Duplicate every line of the material below without changing anything.

Layout element entries:
---------------
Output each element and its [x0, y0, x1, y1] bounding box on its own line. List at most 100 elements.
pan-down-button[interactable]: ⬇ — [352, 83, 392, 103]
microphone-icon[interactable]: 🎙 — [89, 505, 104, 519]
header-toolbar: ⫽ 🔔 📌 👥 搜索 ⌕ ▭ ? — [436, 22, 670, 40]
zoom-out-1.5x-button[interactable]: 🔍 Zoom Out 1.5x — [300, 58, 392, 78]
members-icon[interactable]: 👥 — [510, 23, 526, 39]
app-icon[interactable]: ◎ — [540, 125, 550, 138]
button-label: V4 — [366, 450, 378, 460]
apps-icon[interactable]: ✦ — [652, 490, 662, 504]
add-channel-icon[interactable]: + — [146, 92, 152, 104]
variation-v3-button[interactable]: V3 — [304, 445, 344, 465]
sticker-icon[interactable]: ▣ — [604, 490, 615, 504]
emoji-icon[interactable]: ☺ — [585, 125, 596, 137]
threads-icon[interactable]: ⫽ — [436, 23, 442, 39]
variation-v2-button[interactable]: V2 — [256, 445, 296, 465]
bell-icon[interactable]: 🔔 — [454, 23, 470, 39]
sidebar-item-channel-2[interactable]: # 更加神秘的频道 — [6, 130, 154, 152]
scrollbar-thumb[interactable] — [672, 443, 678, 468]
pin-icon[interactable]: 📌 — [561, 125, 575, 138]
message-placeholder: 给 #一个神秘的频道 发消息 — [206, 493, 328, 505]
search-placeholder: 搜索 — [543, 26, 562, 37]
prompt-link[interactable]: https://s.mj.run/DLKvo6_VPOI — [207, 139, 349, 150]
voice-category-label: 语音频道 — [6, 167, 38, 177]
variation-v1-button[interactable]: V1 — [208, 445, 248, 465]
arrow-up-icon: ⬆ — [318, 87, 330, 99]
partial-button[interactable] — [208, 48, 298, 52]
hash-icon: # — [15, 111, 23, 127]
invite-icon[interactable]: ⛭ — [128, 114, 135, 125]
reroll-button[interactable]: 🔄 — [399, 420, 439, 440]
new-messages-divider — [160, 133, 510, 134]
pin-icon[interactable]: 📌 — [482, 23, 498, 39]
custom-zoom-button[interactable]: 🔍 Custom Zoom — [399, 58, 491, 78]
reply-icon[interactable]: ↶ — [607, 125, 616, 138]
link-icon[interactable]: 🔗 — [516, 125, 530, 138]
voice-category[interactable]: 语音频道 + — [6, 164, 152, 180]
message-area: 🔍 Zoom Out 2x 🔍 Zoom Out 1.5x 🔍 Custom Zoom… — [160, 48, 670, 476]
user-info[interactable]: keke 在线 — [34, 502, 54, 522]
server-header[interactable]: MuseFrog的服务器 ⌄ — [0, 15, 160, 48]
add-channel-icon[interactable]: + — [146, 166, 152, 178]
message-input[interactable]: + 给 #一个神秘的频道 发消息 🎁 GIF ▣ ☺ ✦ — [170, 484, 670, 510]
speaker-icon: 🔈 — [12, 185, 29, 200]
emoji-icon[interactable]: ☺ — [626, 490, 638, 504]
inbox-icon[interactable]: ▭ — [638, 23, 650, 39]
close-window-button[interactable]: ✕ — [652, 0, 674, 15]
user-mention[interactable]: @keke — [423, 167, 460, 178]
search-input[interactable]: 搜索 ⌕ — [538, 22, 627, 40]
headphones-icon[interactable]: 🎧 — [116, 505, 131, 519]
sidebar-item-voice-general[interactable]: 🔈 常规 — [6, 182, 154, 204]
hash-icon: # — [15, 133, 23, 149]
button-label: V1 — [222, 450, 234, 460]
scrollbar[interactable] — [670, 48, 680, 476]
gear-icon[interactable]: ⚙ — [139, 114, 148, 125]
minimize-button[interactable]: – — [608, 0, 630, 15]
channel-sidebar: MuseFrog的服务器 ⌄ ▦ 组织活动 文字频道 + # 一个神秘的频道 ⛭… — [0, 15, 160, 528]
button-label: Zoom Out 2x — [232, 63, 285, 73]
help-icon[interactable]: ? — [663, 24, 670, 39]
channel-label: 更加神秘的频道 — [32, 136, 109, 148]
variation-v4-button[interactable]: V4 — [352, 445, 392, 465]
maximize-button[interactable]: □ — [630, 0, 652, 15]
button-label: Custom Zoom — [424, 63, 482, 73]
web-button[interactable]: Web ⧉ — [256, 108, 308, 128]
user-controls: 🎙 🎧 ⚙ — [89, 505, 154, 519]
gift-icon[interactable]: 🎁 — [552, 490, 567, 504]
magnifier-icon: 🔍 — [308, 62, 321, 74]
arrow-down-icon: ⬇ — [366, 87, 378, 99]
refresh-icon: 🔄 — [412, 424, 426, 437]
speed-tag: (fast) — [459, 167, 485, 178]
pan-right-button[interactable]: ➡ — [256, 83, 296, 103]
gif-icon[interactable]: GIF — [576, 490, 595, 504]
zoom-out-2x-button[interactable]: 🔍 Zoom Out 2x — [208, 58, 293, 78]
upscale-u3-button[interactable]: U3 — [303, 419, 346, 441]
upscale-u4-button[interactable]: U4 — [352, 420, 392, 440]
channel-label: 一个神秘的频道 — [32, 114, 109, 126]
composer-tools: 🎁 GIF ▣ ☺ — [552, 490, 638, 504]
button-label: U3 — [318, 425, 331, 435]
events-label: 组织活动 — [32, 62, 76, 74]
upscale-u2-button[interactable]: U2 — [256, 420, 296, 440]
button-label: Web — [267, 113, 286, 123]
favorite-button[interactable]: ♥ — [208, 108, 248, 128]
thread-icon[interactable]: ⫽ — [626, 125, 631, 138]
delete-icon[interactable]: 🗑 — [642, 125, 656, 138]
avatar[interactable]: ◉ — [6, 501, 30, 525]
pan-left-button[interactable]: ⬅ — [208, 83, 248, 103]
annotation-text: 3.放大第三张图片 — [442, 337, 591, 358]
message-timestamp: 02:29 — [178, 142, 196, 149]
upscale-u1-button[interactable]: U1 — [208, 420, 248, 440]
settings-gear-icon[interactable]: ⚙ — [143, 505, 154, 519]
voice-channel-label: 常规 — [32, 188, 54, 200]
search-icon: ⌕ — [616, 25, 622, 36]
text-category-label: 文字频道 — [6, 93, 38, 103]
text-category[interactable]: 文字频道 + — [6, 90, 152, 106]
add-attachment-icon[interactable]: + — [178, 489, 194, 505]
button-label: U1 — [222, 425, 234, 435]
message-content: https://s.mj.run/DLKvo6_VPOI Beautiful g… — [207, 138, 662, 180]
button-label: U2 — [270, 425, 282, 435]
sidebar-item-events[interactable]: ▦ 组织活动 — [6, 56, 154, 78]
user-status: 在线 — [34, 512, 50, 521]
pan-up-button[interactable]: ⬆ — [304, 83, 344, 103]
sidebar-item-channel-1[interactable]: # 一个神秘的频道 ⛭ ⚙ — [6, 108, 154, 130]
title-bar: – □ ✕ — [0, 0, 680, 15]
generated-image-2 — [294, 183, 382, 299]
---------------
EXERCISE RESPONSE:
Output each element and its [x0, y0, x1, y1] bounding box on its own line. List at most 100 elements.
pan-down-button[interactable]: ⬇ — [352, 83, 392, 103]
microphone-icon[interactable]: 🎙 — [89, 505, 104, 519]
header-toolbar: ⫽ 🔔 📌 👥 搜索 ⌕ ▭ ? — [436, 22, 670, 40]
zoom-out-1.5x-button[interactable]: 🔍 Zoom Out 1.5x — [300, 58, 392, 78]
members-icon[interactable]: 👥 — [510, 23, 526, 39]
app-icon[interactable]: ◎ — [540, 125, 550, 138]
button-label: V4 — [366, 450, 378, 460]
apps-icon[interactable]: ✦ — [652, 490, 662, 504]
add-channel-icon[interactable]: + — [146, 92, 152, 104]
variation-v3-button[interactable]: V3 — [304, 445, 344, 465]
sticker-icon[interactable]: ▣ — [604, 490, 615, 504]
emoji-icon[interactable]: ☺ — [585, 125, 596, 137]
threads-icon[interactable]: ⫽ — [436, 23, 442, 39]
variation-v2-button[interactable]: V2 — [256, 445, 296, 465]
bell-icon[interactable]: 🔔 — [454, 23, 470, 39]
sidebar-item-channel-2[interactable]: # 更加神秘的频道 — [6, 130, 154, 152]
scrollbar-thumb[interactable] — [672, 443, 678, 468]
pin-icon[interactable]: 📌 — [561, 125, 575, 138]
message-placeholder: 给 #一个神秘的频道 发消息 — [206, 493, 328, 505]
search-placeholder: 搜索 — [543, 26, 562, 37]
prompt-link[interactable]: https://s.mj.run/DLKvo6_VPOI — [207, 139, 349, 150]
voice-category-label: 语音频道 — [6, 167, 38, 177]
variation-v1-button[interactable]: V1 — [208, 445, 248, 465]
arrow-up-icon: ⬆ — [318, 87, 330, 99]
partial-button[interactable] — [208, 48, 298, 52]
hash-icon: # — [15, 111, 23, 127]
invite-icon[interactable]: ⛭ — [128, 114, 135, 125]
reroll-button[interactable]: 🔄 — [399, 420, 439, 440]
new-messages-divider — [160, 133, 510, 134]
pin-icon[interactable]: 📌 — [482, 23, 498, 39]
custom-zoom-button[interactable]: 🔍 Custom Zoom — [399, 58, 491, 78]
reply-icon[interactable]: ↶ — [607, 125, 616, 138]
link-icon[interactable]: 🔗 — [516, 125, 530, 138]
voice-category[interactable]: 语音频道 + — [6, 164, 152, 180]
message-area: 🔍 Zoom Out 2x 🔍 Zoom Out 1.5x 🔍 Custom Zoom… — [160, 48, 670, 476]
user-info[interactable]: keke 在线 — [34, 502, 54, 522]
server-header[interactable]: MuseFrog的服务器 ⌄ — [0, 15, 160, 48]
add-channel-icon[interactable]: + — [146, 166, 152, 178]
message-input[interactable]: + 给 #一个神秘的频道 发消息 🎁 GIF ▣ ☺ ✦ — [170, 484, 670, 510]
speaker-icon: 🔈 — [12, 185, 29, 200]
emoji-icon[interactable]: ☺ — [626, 490, 638, 504]
inbox-icon[interactable]: ▭ — [638, 23, 650, 39]
close-window-button[interactable]: ✕ — [652, 0, 674, 15]
user-mention[interactable]: @keke — [423, 167, 460, 178]
search-input[interactable]: 搜索 ⌕ — [538, 22, 627, 40]
headphones-icon[interactable]: 🎧 — [116, 505, 131, 519]
sidebar-item-voice-general[interactable]: 🔈 常规 — [6, 182, 154, 204]
hash-icon: # — [15, 133, 23, 149]
button-label: V1 — [222, 450, 234, 460]
scrollbar[interactable] — [670, 48, 680, 476]
gear-icon[interactable]: ⚙ — [139, 114, 148, 125]
minimize-button[interactable]: – — [608, 0, 630, 15]
channel-sidebar: MuseFrog的服务器 ⌄ ▦ 组织活动 文字频道 + # 一个神秘的频道 ⛭… — [0, 15, 160, 528]
button-label: Zoom Out 2x — [232, 63, 285, 73]
help-icon[interactable]: ? — [663, 24, 670, 39]
channel-label: 更加神秘的频道 — [32, 136, 109, 148]
variation-v4-button[interactable]: V4 — [352, 445, 392, 465]
maximize-button[interactable]: □ — [630, 0, 652, 15]
button-label: Custom Zoom — [424, 63, 482, 73]
web-button[interactable]: Web ⧉ — [256, 108, 308, 128]
user-controls: 🎙 🎧 ⚙ — [89, 505, 154, 519]
gift-icon[interactable]: 🎁 — [552, 490, 567, 504]
magnifier-icon: 🔍 — [308, 62, 321, 74]
arrow-down-icon: ⬇ — [366, 87, 378, 99]
refresh-icon: 🔄 — [412, 424, 426, 437]
speed-tag: (fast) — [459, 167, 485, 178]
pan-right-button[interactable]: ➡ — [256, 83, 296, 103]
gif-icon[interactable]: GIF — [576, 490, 595, 504]
zoom-out-2x-button[interactable]: 🔍 Zoom Out 2x — [208, 58, 293, 78]
upscale-u3-button[interactable]: U3 — [303, 419, 346, 441]
upscale-u4-button[interactable]: U4 — [352, 420, 392, 440]
channel-label: 一个神秘的频道 — [32, 114, 109, 126]
composer-tools: 🎁 GIF ▣ ☺ — [552, 490, 638, 504]
button-label: U3 — [318, 425, 331, 435]
events-label: 组织活动 — [32, 62, 76, 74]
upscale-u2-button[interactable]: U2 — [256, 420, 296, 440]
button-label: Web — [267, 113, 286, 123]
favorite-button[interactable]: ♥ — [208, 108, 248, 128]
thread-icon[interactable]: ⫽ — [626, 125, 631, 138]
delete-icon[interactable]: 🗑 — [642, 125, 656, 138]
avatar[interactable]: ◉ — [6, 501, 30, 525]
pan-left-button[interactable]: ⬅ — [208, 83, 248, 103]
annotation-text: 3.放大第三张图片 — [442, 337, 591, 358]
message-timestamp: 02:29 — [178, 142, 196, 149]
upscale-u1-button[interactable]: U1 — [208, 420, 248, 440]
settings-gear-icon[interactable]: ⚙ — [143, 505, 154, 519]
voice-channel-label: 常规 — [32, 188, 54, 200]
search-icon: ⌕ — [616, 25, 622, 36]
text-category-label: 文字频道 — [6, 93, 38, 103]
text-category[interactable]: 文字频道 + — [6, 90, 152, 106]
add-attachment-icon[interactable]: + — [178, 489, 194, 505]
button-label: U1 — [222, 425, 234, 435]
message-content: https://s.mj.run/DLKvo6_VPOI Beautiful g… — [207, 138, 662, 180]
button-label: U2 — [270, 425, 282, 435]
sidebar-item-events[interactable]: ▦ 组织活动 — [6, 56, 154, 78]
user-status: 在线 — [34, 512, 50, 521]
pan-up-button[interactable]: ⬆ — [304, 83, 344, 103]
sidebar-item-channel-1[interactable]: # 一个神秘的频道 ⛭ ⚙ — [6, 108, 154, 130]
title-bar: – □ ✕ — [0, 0, 680, 15]
generated-image-2 — [294, 183, 382, 299]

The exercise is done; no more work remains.